(原文):
2.1 前列腺癌组织、前列腺增生组织中miR-34c、c-Met mRNA相对表达量比较 前列腺癌组织、前列腺增生组织中miR-34c相对表达量分别为0.521±0.426、1.247±0.681，c-Met mRNA的相对表达量分别为2.527±0.348、1.056±0.217，两者比较，P均<0.05。前列腺癌组织、前列腺增生组织中miR-34c相对表达量分别为0.521±0.426、1.247±0.681，c-Met mRNA的相对表达量分别为2.527±0.348、1.056±0.217，两者比较，P均<0.05。

2.2 前列腺癌组织miR-34c、c-Met mRNA表达的相关性 前列腺癌组织miR-34c、c-Met mRNA表达呈负相关(r=-0.630，P=0.002)。

(数据集条目):
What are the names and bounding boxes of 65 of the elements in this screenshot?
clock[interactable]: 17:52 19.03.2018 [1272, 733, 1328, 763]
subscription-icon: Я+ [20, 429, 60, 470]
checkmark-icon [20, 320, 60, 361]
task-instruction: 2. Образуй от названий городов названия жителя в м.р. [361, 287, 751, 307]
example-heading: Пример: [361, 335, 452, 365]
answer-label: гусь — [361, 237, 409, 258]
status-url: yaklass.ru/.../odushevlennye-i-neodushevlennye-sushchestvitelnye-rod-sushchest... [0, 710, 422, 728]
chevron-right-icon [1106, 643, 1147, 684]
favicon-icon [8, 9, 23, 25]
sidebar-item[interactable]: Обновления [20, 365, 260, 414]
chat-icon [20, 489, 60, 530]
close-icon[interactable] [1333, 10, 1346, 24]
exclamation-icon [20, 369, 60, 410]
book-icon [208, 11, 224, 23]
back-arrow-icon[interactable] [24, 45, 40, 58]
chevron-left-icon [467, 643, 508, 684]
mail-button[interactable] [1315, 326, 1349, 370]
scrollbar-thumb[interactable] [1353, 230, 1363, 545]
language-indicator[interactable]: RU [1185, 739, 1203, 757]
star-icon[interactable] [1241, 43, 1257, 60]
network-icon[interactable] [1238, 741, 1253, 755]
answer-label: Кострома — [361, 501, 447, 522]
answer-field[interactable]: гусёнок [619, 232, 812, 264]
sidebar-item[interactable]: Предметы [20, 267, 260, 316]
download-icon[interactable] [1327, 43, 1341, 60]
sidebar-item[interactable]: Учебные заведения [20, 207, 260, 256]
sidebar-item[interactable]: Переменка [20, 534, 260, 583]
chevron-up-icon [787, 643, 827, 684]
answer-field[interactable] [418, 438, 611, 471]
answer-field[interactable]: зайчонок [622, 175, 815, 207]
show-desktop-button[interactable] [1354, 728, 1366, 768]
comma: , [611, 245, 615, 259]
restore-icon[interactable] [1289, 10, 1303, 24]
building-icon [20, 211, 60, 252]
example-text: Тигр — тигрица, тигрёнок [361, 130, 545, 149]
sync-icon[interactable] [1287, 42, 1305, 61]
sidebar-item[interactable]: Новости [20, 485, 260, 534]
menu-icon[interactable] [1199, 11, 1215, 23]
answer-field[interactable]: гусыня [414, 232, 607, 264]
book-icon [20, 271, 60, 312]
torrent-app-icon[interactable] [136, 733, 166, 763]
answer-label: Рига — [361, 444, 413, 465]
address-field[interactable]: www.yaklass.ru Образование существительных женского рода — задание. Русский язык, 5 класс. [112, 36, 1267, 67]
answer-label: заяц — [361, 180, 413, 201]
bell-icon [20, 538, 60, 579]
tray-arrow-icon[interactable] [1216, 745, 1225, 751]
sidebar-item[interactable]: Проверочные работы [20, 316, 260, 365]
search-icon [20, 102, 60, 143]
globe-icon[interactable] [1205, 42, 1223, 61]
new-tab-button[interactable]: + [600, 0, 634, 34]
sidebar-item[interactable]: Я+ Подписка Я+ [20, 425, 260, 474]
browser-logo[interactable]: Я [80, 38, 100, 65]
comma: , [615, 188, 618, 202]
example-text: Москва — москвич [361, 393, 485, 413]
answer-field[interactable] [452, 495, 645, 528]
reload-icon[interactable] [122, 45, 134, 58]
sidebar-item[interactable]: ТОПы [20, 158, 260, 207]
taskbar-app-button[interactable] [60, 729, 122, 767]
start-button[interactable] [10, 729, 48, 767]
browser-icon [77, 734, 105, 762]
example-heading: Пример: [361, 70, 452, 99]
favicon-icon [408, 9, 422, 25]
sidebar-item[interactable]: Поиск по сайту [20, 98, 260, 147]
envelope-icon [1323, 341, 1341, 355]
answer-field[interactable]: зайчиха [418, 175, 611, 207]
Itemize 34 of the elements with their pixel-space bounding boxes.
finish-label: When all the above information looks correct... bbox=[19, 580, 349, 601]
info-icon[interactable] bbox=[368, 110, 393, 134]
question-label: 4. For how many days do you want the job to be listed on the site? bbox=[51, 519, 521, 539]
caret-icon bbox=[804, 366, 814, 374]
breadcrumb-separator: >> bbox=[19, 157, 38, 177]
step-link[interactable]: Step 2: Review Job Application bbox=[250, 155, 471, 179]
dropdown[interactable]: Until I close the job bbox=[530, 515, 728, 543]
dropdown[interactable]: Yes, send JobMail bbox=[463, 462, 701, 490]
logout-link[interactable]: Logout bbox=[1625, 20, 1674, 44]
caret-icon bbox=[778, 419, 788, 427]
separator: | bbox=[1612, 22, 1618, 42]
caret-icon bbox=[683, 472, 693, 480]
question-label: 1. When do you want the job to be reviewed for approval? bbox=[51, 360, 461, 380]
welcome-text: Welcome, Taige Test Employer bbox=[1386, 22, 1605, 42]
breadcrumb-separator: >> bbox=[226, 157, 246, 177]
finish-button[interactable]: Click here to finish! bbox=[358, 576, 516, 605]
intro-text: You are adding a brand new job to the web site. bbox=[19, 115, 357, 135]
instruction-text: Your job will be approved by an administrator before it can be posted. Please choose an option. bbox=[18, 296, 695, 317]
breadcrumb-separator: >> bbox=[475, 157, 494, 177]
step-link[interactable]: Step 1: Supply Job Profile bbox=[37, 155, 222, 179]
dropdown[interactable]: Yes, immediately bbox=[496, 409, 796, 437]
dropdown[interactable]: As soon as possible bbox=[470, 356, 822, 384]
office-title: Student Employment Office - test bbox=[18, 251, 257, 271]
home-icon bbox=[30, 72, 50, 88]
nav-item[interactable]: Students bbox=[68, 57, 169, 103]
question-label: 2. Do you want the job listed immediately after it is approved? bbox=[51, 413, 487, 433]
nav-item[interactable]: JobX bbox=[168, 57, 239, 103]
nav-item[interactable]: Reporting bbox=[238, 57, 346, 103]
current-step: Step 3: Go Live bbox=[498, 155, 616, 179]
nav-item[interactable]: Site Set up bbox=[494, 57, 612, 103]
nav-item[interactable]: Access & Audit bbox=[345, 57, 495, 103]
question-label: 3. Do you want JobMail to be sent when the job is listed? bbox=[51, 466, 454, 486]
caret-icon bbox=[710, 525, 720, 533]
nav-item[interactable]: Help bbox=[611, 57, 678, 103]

(待答问题):
• a. 据原文，前列腺癌组织中miR-34c与c-Met mRNA表达相关性分析得出的r值和P值各是多少？
• b. 请从原文中照抄一段：以含有“2.1 前列腺癌组织、前列腺增生组织中miR-34c、c-Met mRNA相对表达量比较”的字句开头，到“mRNA表达的相关性 前列腺癌组织miR-34c、c-Met mRNA表达呈负相关(r=-0.630，P=0.002)。”结束。

(书面答案):
• a. r=-0.630，P=0.002。

• b.
2.1 前列腺癌组织、前列腺增生组织中miR-34c、c-Met mRNA相对表达量比较 前列腺癌组织、前列腺增生组织中miR-34c相对表达量分别为0.521±0.426、1.247±0.681，c-Met mRNA的相对表达量分别为2.527±0.348、1.056±0.217，两者比较，P均<0.05。前列腺癌组织、前列腺增生组织中miR-34c相对表达量分别为0.521±0.426、1.247±0.681，c-Met mRNA的相对表达量分别为2.527±0.348、1.056±0.217，两者比较，P均<0.05。

2.2 前列腺癌组织miR-34c、c-Met mRNA表达的相关性 前列腺癌组织miR-34c、c-Met mRNA表达呈负相关(r=-0.630，P=0.002)。